PROBLEM TO WORK ON: Below are records to transcribe exactly, without their pictures.

Dataset items
= = = = =

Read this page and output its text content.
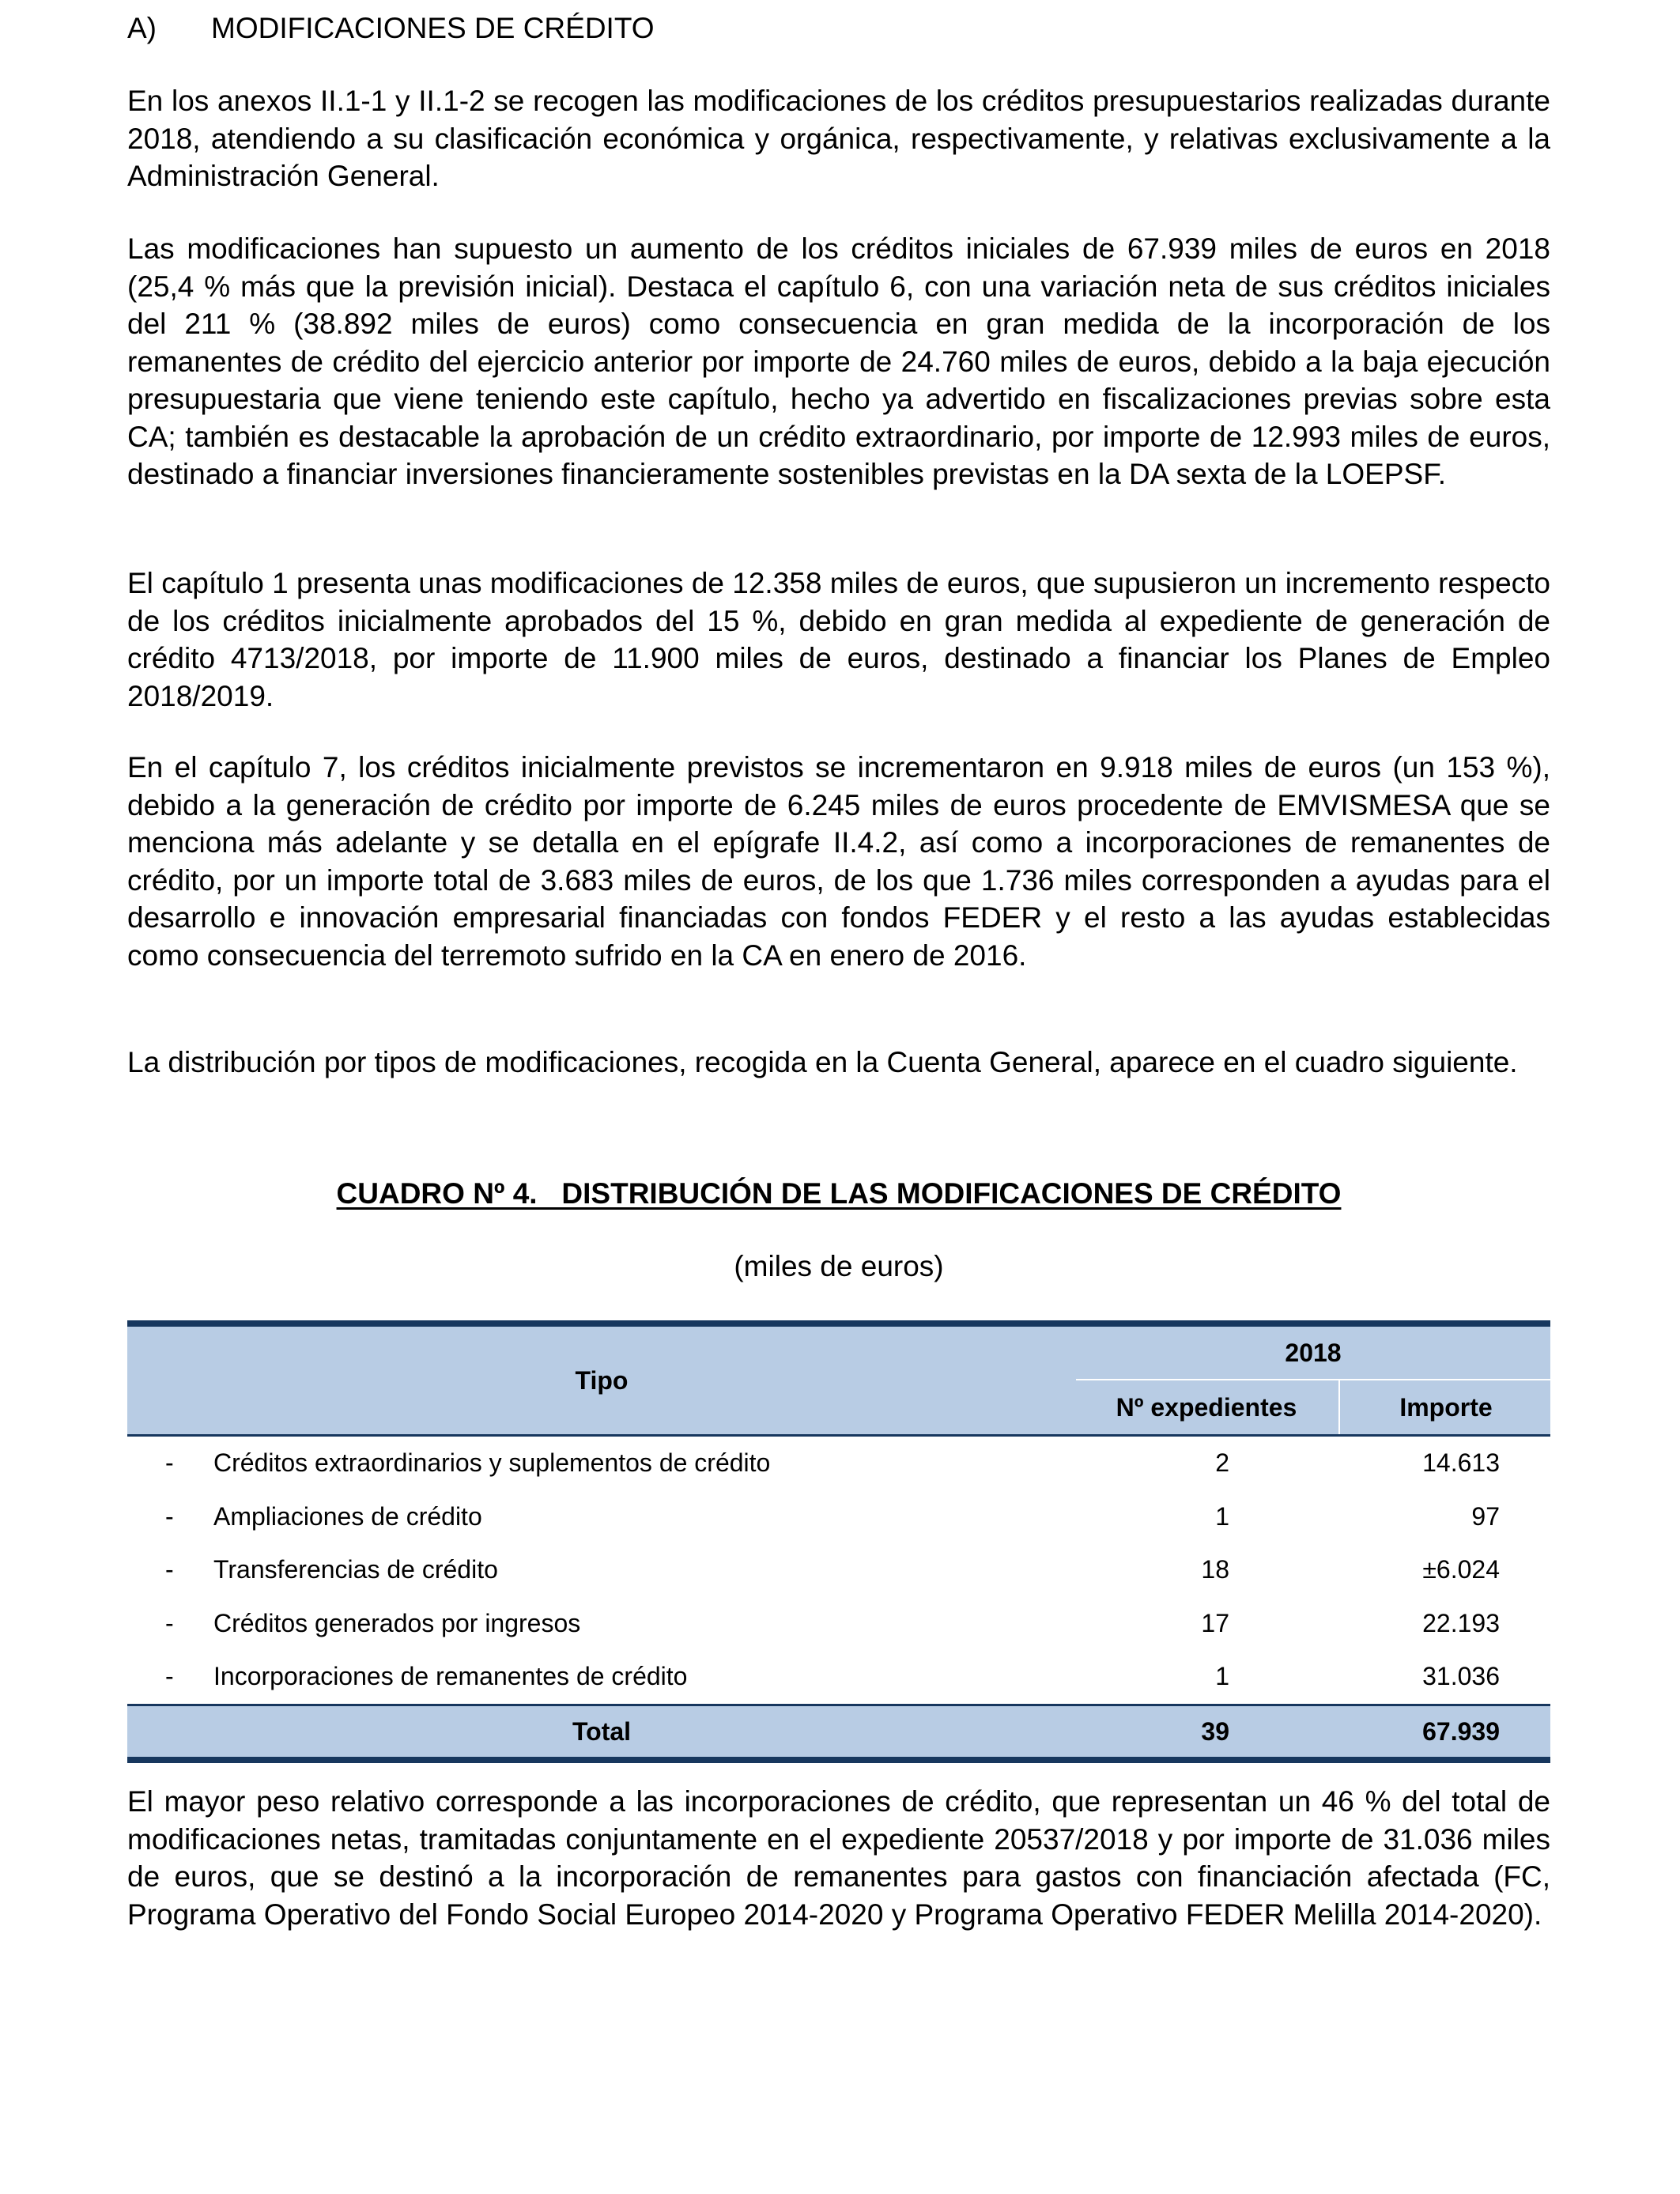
A) MODIFICACIONES DE CRÉDITO

En los anexos II.1-1 y II.1-2 se recogen las modificaciones de los créditos presupuestarios realizadas durante 2018, atendiendo a su clasificación económica y orgánica, respectivamente, y relativas exclusivamente a la Administración General.

Las modificaciones han supuesto un aumento de los créditos iniciales de 67.939 miles de euros en 2018 (25,4 % más que la previsión inicial). Destaca el capítulo 6, con una variación neta de sus créditos iniciales del 211 % (38.892 miles de euros) como consecuencia en gran medida de la incorporación de los remanentes de crédito del ejercicio anterior por importe de 24.760 miles de euros, debido a la baja ejecución presupuestaria que viene teniendo este capítulo, hecho ya advertido en fiscalizaciones previas sobre esta CA; también es destacable la aprobación de un crédito extraordinario, por importe de 12.993 miles de euros, destinado a financiar inversiones financieramente sostenibles previstas en la DA sexta de la LOEPSF.

El capítulo 1 presenta unas modificaciones de 12.358 miles de euros, que supusieron un incremento respecto de los créditos inicialmente aprobados del 15 %, debido en gran medida al expediente de generación de crédito 4713/2018, por importe de 11.900 miles de euros, destinado a financiar los Planes de Empleo 2018/2019.

En el capítulo 7, los créditos inicialmente previstos se incrementaron en 9.918 miles de euros (un 153 %), debido a la generación de crédito por importe de 6.245 miles de euros procedente de EMVISMESA que se menciona más adelante y se detalla en el epígrafe II.4.2, así como a incorporaciones de remanentes de crédito, por un importe total de 3.683 miles de euros, de los que 1.736 miles corresponden a ayudas para el desarrollo e innovación empresarial financiadas con fondos FEDER y el resto a las ayudas establecidas como consecuencia del terremoto sufrido en la CA en enero de 2016.

La distribución por tipos de modificaciones, recogida en la Cuenta General, aparece en el cuadro siguiente.

CUADRO Nº 4.   DISTRIBUCIÓN DE LAS MODIFICACIONES DE CRÉDITO
(miles de euros)
Tipo
2018
Nº expedientes	Importe
- Créditos extraordinarios y suplementos de crédito	2	14.613
- Ampliaciones de crédito	1	97
- Transferencias de crédito	18	±6.024
- Créditos generados por ingresos	17	22.193
- Incorporaciones de remanentes de crédito	1	31.036
Total	39	67.939

El mayor peso relativo corresponde a las incorporaciones de crédito, que representan un 46 % del total de modificaciones netas, tramitadas conjuntamente en el expediente 20537/2018 y por importe de 31.036 miles de euros, que se destinó a la incorporación de remanentes para gastos con financiación afectada (FC, Programa Operativo del Fondo Social Europeo 2014-2020 y Programa Operativo FEDER Melilla 2014-2020).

= = = = =

SOLUTION TO THIS PROBLEM:
Read this page and output its text content.
A) MODIFICACIONES DE CRÉDITO

En los anexos II.1-1 y II.1-2 se recogen las modificaciones de los créditos presupuestarios realizadas durante 2018, atendiendo a su clasificación económica y orgánica, respectivamente, y relativas exclusivamente a la Administración General.

Las modificaciones han supuesto un aumento de los créditos iniciales de 67.939 miles de euros en 2018 (25,4 % más que la previsión inicial). Destaca el capítulo 6, con una variación neta de sus créditos iniciales del 211 % (38.892 miles de euros) como consecuencia en gran medida de la incorporación de los remanentes de crédito del ejercicio anterior por importe de 24.760 miles de euros, debido a la baja ejecución presupuestaria que viene teniendo este capítulo, hecho ya advertido en fiscalizaciones previas sobre esta CA; también es destacable la aprobación de un crédito extraordinario, por importe de 12.993 miles de euros, destinado a financiar inversiones financieramente sostenibles previstas en la DA sexta de la LOEPSF.

El capítulo 1 presenta unas modificaciones de 12.358 miles de euros, que supusieron un incremento respecto de los créditos inicialmente aprobados del 15 %, debido en gran medida al expediente de generación de crédito 4713/2018, por importe de 11.900 miles de euros, destinado a financiar los Planes de Empleo 2018/2019.

En el capítulo 7, los créditos inicialmente previstos se incrementaron en 9.918 miles de euros (un 153 %), debido a la generación de crédito por importe de 6.245 miles de euros procedente de EMVISMESA que se menciona más adelante y se detalla en el epígrafe II.4.2, así como a incorporaciones de remanentes de crédito, por un importe total de 3.683 miles de euros, de los que 1.736 miles corresponden a ayudas para el desarrollo e innovación empresarial financiadas con fondos FEDER y el resto a las ayudas establecidas como consecuencia del terremoto sufrido en la CA en enero de 2016.

La distribución por tipos de modificaciones, recogida en la Cuenta General, aparece en el cuadro siguiente.

CUADRO Nº 4.   DISTRIBUCIÓN DE LAS MODIFICACIONES DE CRÉDITO
(miles de euros)
Tipo
2018
Nº expedientes	Importe
- Créditos extraordinarios y suplementos de crédito	2	14.613
- Ampliaciones de crédito	1	97
- Transferencias de crédito	18	±6.024
- Créditos generados por ingresos	17	22.193
- Incorporaciones de remanentes de crédito	1	31.036
Total	39	67.939

El mayor peso relativo corresponde a las incorporaciones de crédito, que representan un 46 % del total de modificaciones netas, tramitadas conjuntamente en el expediente 20537/2018 y por importe de 31.036 miles de euros, que se destinó a la incorporación de remanentes para gastos con financiación afectada (FC, Programa Operativo del Fondo Social Europeo 2014-2020 y Programa Operativo FEDER Melilla 2014-2020).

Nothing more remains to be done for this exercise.